--- Start ---
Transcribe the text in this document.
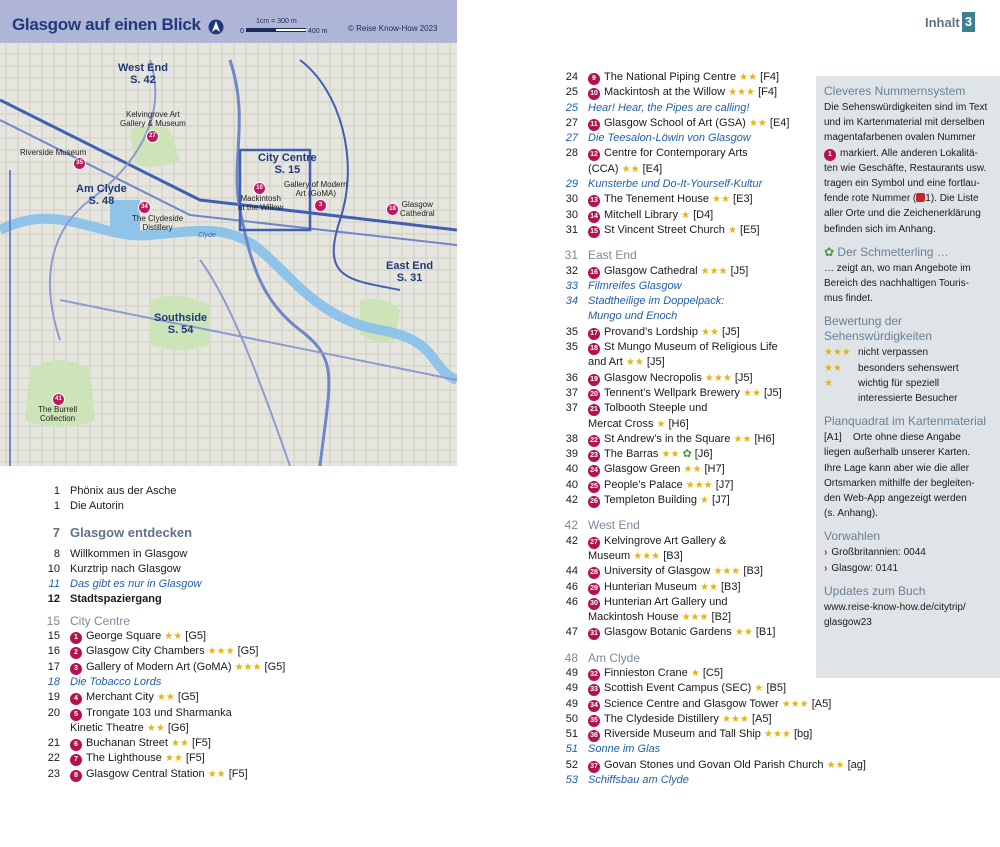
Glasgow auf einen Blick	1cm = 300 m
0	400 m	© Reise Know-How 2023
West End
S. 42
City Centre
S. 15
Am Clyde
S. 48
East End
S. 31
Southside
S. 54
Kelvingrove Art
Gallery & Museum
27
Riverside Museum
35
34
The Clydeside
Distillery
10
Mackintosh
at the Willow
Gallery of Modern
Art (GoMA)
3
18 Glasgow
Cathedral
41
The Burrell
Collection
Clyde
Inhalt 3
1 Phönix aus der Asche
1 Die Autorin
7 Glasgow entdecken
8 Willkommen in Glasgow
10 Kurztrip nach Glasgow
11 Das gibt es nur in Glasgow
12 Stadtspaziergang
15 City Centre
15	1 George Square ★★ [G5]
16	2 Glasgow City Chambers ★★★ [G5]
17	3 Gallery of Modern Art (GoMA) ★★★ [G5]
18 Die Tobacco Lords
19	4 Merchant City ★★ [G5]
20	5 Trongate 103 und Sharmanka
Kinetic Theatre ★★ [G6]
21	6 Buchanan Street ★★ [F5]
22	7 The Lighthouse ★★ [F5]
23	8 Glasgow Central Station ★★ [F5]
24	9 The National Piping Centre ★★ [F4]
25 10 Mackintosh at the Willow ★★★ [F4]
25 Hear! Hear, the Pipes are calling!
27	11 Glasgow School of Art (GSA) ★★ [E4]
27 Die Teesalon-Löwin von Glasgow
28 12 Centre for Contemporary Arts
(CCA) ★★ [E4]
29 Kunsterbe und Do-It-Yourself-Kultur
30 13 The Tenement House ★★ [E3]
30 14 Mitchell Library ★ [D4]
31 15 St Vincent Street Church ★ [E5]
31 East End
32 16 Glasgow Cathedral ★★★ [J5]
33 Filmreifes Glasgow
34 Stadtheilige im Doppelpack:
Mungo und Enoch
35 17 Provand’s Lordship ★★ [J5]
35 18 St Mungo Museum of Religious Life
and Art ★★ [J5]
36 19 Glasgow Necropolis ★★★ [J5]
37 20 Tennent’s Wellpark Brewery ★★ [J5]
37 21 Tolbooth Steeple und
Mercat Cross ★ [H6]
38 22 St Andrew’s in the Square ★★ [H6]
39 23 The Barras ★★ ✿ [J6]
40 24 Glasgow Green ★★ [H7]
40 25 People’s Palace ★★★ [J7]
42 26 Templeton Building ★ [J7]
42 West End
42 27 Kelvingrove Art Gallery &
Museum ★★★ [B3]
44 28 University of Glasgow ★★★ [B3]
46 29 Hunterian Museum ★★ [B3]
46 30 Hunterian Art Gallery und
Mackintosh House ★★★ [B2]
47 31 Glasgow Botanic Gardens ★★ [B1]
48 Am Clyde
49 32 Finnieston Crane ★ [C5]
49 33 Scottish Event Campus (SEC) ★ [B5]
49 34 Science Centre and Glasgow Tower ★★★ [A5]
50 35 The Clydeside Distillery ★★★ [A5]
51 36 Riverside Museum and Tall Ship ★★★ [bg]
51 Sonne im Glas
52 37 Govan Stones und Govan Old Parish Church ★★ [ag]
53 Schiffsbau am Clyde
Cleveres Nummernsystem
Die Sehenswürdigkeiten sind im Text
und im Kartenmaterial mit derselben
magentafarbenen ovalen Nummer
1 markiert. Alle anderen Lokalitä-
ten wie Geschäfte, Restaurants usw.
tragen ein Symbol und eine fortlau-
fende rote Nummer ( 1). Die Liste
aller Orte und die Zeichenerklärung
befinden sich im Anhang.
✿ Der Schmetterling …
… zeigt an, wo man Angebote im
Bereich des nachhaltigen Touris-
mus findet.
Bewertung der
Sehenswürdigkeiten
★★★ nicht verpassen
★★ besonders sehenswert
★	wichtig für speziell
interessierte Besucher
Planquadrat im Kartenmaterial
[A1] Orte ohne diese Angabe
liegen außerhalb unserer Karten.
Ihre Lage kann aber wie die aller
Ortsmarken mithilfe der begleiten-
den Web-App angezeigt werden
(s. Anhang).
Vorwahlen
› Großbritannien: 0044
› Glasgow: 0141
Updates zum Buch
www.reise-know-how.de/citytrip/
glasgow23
--- End ---
(Work to complete) All the records above need to be given again word for word. Skip the pictures.

(Reply)
Transcribe the text in this document.
Glasgow auf einen Blick	1cm = 300 m
0	400 m	© Reise Know-How 2023
West End
S. 42
City Centre
S. 15
Am Clyde
S. 48
East End
S. 31
Southside
S. 54
Kelvingrove Art
Gallery & Museum
27
Riverside Museum
35
34
The Clydeside
Distillery
10
Mackintosh
at the Willow
Gallery of Modern
Art (GoMA)
3
18 Glasgow
Cathedral
41
The Burrell
Collection
Clyde
Inhalt 3
1 Phönix aus der Asche
1 Die Autorin
7 Glasgow entdecken
8 Willkommen in Glasgow
10 Kurztrip nach Glasgow
11 Das gibt es nur in Glasgow
12 Stadtspaziergang
15 City Centre
15	1 George Square ★★ [G5]
16	2 Glasgow City Chambers ★★★ [G5]
17	3 Gallery of Modern Art (GoMA) ★★★ [G5]
18 Die Tobacco Lords
19	4 Merchant City ★★ [G5]
20	5 Trongate 103 und Sharmanka
Kinetic Theatre ★★ [G6]
21	6 Buchanan Street ★★ [F5]
22	7 The Lighthouse ★★ [F5]
23	8 Glasgow Central Station ★★ [F5]
24	9 The National Piping Centre ★★ [F4]
25 10 Mackintosh at the Willow ★★★ [F4]
25 Hear! Hear, the Pipes are calling!
27	11 Glasgow School of Art (GSA) ★★ [E4]
27 Die Teesalon-Löwin von Glasgow
28 12 Centre for Contemporary Arts
(CCA) ★★ [E4]
29 Kunsterbe und Do-It-Yourself-Kultur
30 13 The Tenement House ★★ [E3]
30 14 Mitchell Library ★ [D4]
31 15 St Vincent Street Church ★ [E5]
31 East End
32 16 Glasgow Cathedral ★★★ [J5]
33 Filmreifes Glasgow
34 Stadtheilige im Doppelpack:
Mungo und Enoch
35 17 Provand’s Lordship ★★ [J5]
35 18 St Mungo Museum of Religious Life
and Art ★★ [J5]
36 19 Glasgow Necropolis ★★★ [J5]
37 20 Tennent’s Wellpark Brewery ★★ [J5]
37 21 Tolbooth Steeple und
Mercat Cross ★ [H6]
38 22 St Andrew’s in the Square ★★ [H6]
39 23 The Barras ★★ ✿ [J6]
40 24 Glasgow Green ★★ [H7]
40 25 People’s Palace ★★★ [J7]
42 26 Templeton Building ★ [J7]
42 West End
42 27 Kelvingrove Art Gallery &
Museum ★★★ [B3]
44 28 University of Glasgow ★★★ [B3]
46 29 Hunterian Museum ★★ [B3]
46 30 Hunterian Art Gallery und
Mackintosh House ★★★ [B2]
47 31 Glasgow Botanic Gardens ★★ [B1]
48 Am Clyde
49 32 Finnieston Crane ★ [C5]
49 33 Scottish Event Campus (SEC) ★ [B5]
49 34 Science Centre and Glasgow Tower ★★★ [A5]
50 35 The Clydeside Distillery ★★★ [A5]
51 36 Riverside Museum and Tall Ship ★★★ [bg]
51 Sonne im Glas
52 37 Govan Stones und Govan Old Parish Church ★★ [ag]
53 Schiffsbau am Clyde
Cleveres Nummernsystem
Die Sehenswürdigkeiten sind im Text
und im Kartenmaterial mit derselben
magentafarbenen ovalen Nummer
1 markiert. Alle anderen Lokalitä-
ten wie Geschäfte, Restaurants usw.
tragen ein Symbol und eine fortlau-
fende rote Nummer ( 1). Die Liste
aller Orte und die Zeichenerklärung
befinden sich im Anhang.
✿ Der Schmetterling …
… zeigt an, wo man Angebote im
Bereich des nachhaltigen Touris-
mus findet.
Bewertung der
Sehenswürdigkeiten
★★★ nicht verpassen
★★ besonders sehenswert
★	wichtig für speziell
interessierte Besucher
Planquadrat im Kartenmaterial
[A1] Orte ohne diese Angabe
liegen außerhalb unserer Karten.
Ihre Lage kann aber wie die aller
Ortsmarken mithilfe der begleiten-
den Web-App angezeigt werden
(s. Anhang).
Vorwahlen
› Großbritannien: 0044
› Glasgow: 0141
Updates zum Buch
www.reise-know-how.de/citytrip/
glasgow23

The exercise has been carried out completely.